---------- Dataset excerpts ----------
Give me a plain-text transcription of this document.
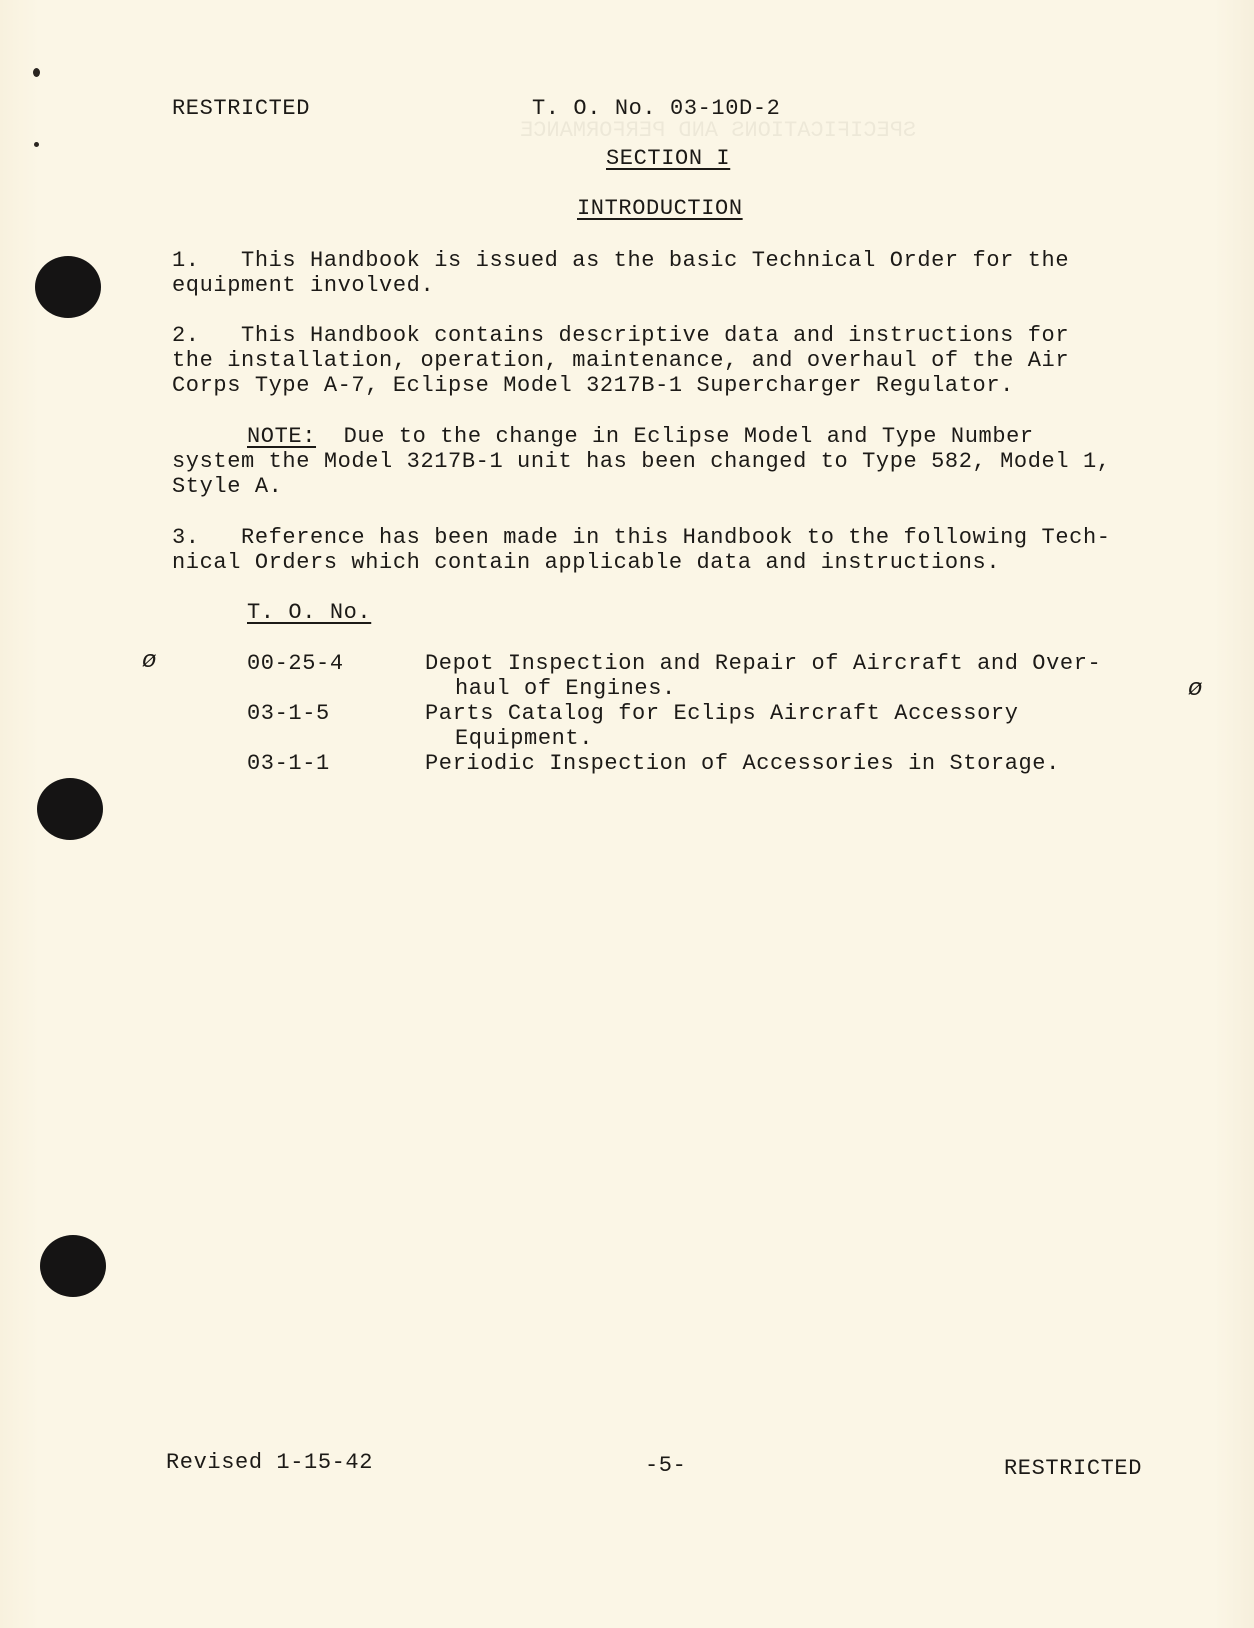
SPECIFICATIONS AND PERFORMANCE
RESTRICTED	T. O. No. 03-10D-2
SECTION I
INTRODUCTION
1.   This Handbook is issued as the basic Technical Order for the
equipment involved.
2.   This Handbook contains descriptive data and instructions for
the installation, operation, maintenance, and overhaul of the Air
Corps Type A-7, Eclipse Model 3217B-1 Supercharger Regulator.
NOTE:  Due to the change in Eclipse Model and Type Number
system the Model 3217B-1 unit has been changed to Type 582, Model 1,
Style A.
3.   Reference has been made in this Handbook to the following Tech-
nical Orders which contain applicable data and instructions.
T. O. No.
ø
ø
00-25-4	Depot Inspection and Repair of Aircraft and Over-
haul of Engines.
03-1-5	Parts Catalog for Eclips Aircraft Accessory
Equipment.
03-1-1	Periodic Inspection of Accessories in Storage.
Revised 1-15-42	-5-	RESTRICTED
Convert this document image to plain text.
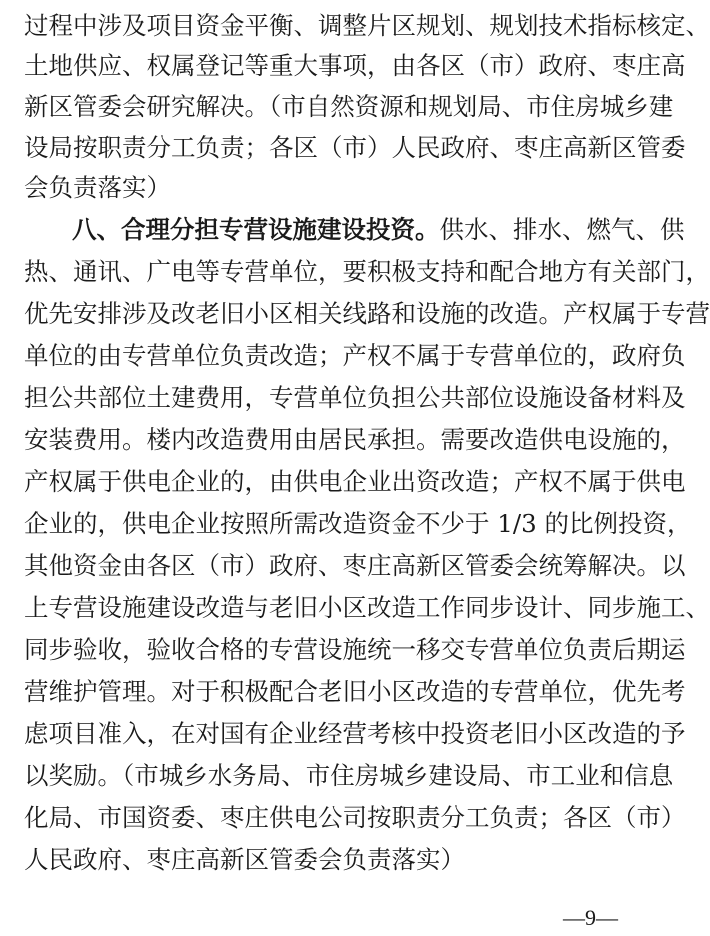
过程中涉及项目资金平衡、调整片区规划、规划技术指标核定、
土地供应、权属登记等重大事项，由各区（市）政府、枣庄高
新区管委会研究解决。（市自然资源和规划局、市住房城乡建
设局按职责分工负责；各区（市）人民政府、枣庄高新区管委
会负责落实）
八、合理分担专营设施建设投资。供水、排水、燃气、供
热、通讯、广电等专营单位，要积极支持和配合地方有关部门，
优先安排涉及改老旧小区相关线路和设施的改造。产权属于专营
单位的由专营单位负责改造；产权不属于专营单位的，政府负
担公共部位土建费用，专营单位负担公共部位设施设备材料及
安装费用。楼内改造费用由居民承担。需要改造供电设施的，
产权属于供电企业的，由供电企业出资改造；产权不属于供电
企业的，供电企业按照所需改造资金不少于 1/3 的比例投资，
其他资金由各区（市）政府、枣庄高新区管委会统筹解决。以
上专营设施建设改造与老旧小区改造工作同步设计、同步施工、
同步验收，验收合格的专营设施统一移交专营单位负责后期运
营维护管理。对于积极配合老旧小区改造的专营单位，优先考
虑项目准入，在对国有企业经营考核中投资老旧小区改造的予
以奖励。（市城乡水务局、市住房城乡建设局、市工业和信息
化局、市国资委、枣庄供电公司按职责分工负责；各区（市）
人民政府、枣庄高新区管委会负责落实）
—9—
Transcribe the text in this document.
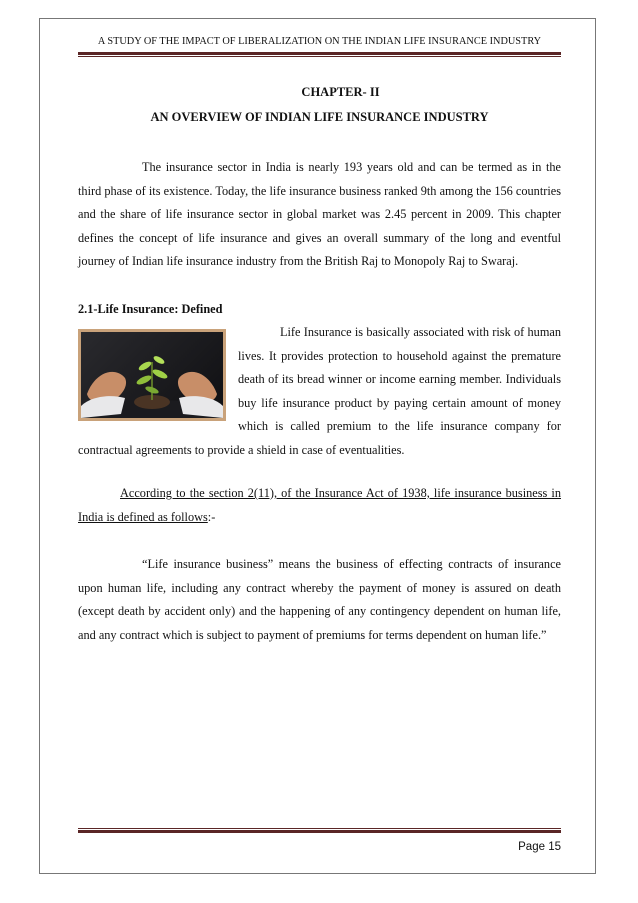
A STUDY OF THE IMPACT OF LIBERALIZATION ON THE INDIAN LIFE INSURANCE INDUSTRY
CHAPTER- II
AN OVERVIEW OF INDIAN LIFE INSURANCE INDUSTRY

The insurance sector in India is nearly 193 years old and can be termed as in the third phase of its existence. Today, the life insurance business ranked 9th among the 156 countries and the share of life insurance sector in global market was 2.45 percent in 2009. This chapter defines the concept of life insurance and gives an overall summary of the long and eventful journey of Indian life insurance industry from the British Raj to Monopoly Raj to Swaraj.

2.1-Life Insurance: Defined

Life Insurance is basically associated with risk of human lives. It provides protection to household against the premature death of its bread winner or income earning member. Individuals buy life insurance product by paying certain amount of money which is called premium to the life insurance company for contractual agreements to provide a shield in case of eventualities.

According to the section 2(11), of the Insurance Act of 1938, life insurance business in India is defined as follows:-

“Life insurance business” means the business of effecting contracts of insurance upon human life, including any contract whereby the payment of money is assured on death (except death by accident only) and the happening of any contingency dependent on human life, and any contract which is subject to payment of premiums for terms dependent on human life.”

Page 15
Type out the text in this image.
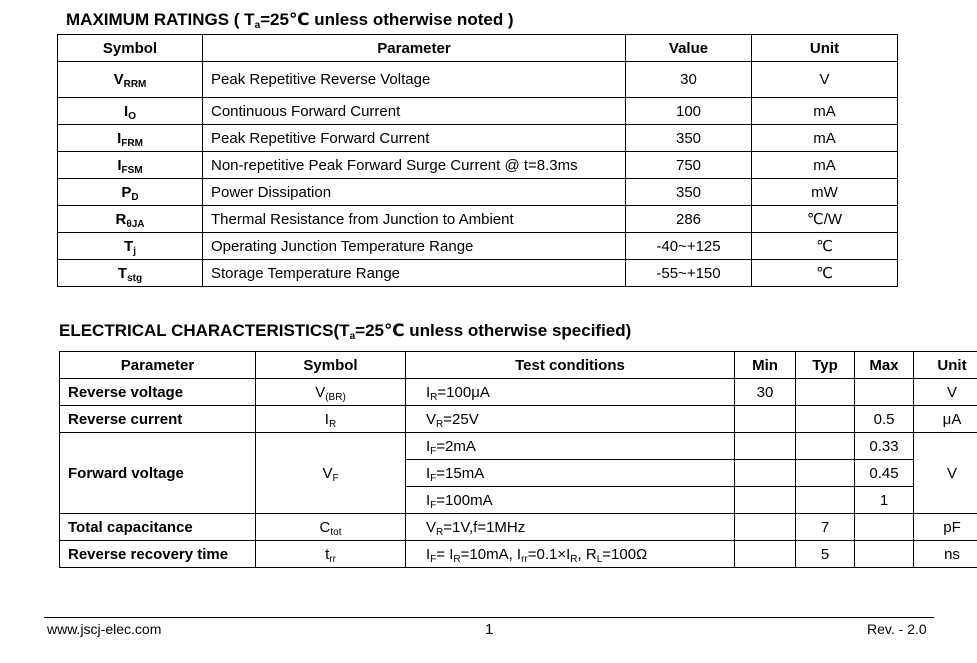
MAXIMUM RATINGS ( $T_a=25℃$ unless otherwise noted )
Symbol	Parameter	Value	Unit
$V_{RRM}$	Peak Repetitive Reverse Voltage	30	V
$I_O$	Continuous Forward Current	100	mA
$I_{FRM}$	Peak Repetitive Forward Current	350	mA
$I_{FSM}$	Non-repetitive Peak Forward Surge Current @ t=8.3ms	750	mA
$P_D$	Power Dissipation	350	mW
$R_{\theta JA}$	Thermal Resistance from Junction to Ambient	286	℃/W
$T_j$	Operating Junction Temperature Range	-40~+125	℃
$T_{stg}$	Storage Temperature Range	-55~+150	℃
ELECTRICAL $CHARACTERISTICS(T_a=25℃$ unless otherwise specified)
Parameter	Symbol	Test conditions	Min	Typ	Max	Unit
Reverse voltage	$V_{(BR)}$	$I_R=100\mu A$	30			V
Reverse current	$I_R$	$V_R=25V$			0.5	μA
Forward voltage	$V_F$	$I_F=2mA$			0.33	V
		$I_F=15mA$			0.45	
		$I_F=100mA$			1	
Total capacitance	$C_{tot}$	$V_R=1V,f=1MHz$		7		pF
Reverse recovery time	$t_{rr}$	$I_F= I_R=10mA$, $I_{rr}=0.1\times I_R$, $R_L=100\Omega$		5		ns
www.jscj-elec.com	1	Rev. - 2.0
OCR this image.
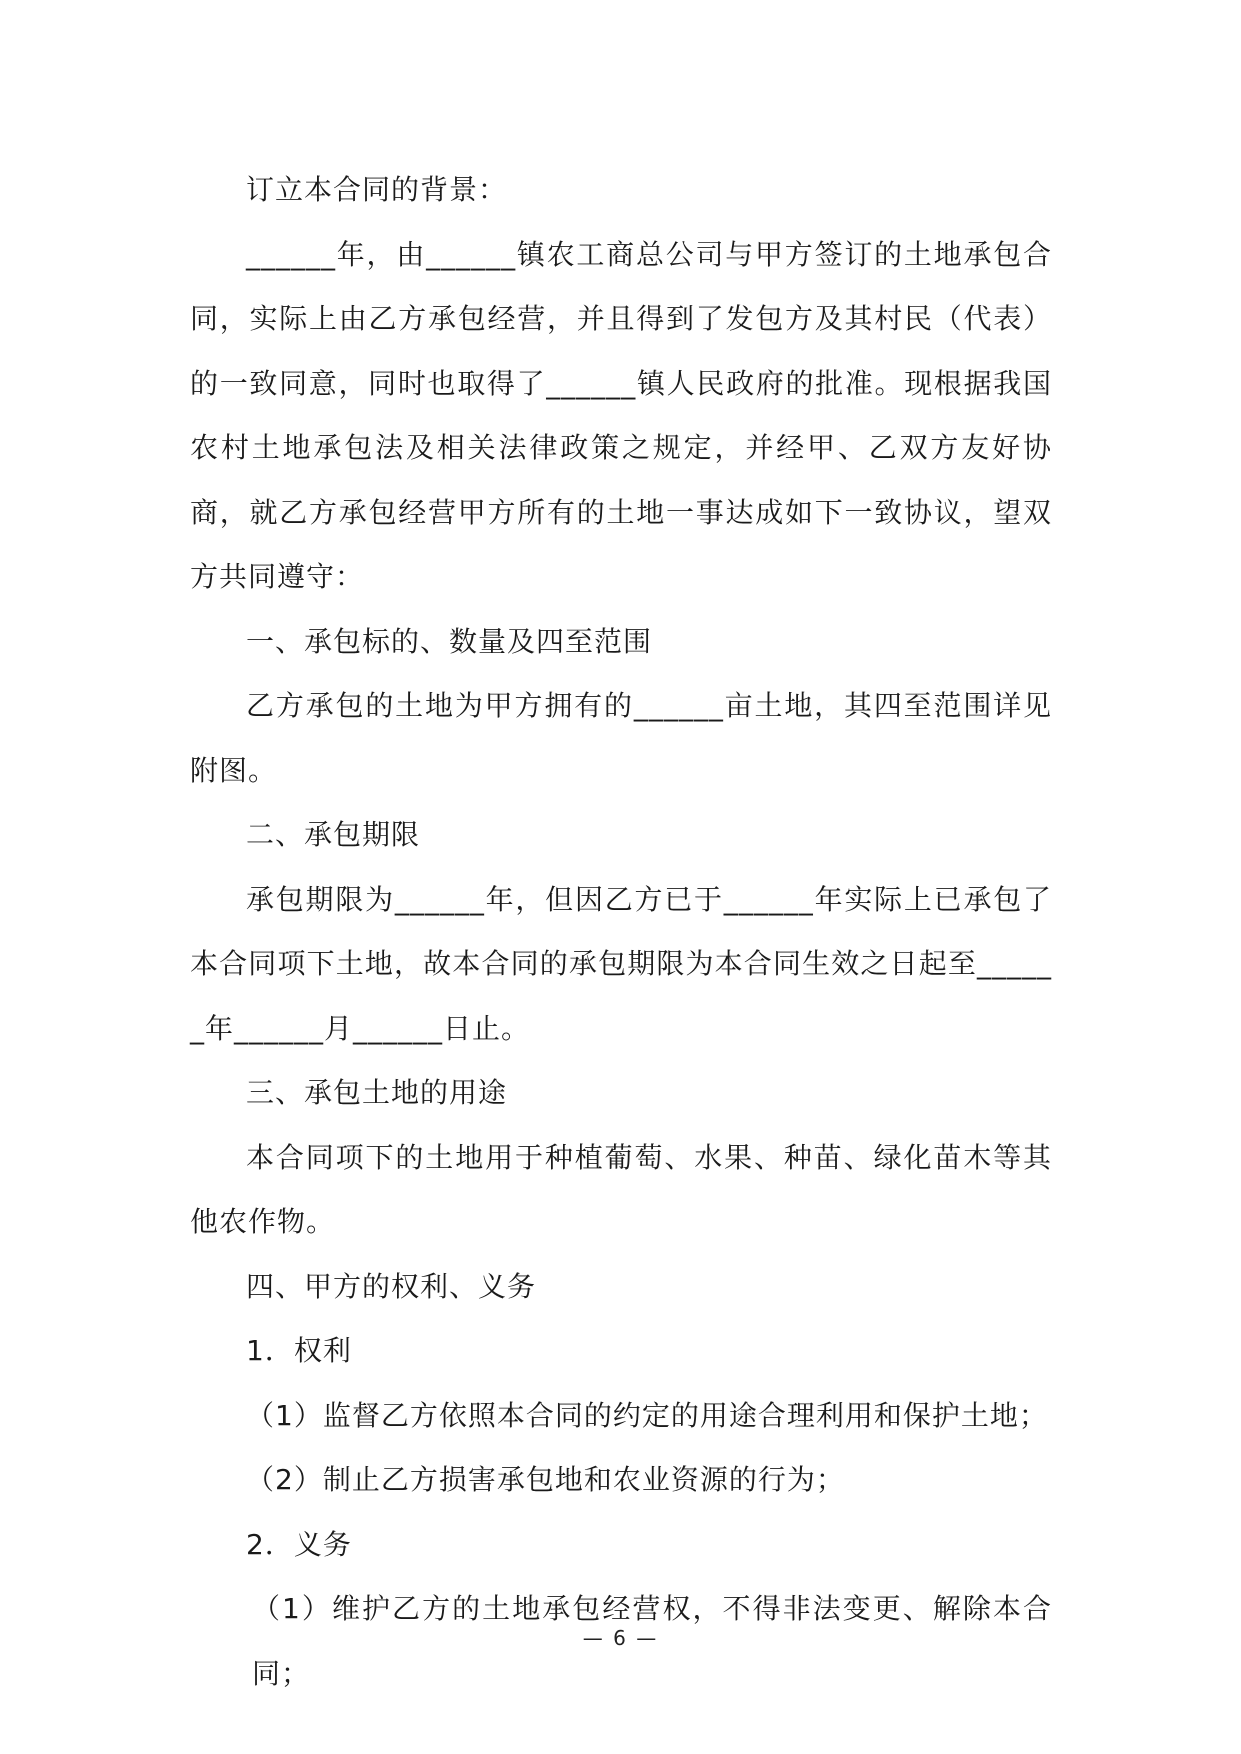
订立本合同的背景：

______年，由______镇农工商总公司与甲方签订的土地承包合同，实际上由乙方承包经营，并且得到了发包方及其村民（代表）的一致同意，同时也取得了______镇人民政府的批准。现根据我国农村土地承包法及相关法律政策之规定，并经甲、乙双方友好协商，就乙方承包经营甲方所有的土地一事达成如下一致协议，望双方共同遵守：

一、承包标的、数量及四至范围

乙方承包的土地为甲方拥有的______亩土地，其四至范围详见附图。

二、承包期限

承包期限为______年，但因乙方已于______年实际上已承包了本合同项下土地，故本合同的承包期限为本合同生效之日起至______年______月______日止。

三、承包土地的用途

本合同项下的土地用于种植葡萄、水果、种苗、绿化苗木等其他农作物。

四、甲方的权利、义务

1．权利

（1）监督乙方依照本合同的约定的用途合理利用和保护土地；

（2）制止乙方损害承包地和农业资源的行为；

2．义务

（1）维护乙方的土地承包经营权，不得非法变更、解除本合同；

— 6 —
----------
** Exercise brief **
Scan the entries above. Copy each line that has the string "Storage".

** Output **
03-1-1	Periodic Inspection of Accessories in Storage.
$T_{stg}$	Storage Temperature Range	-55~+150	℃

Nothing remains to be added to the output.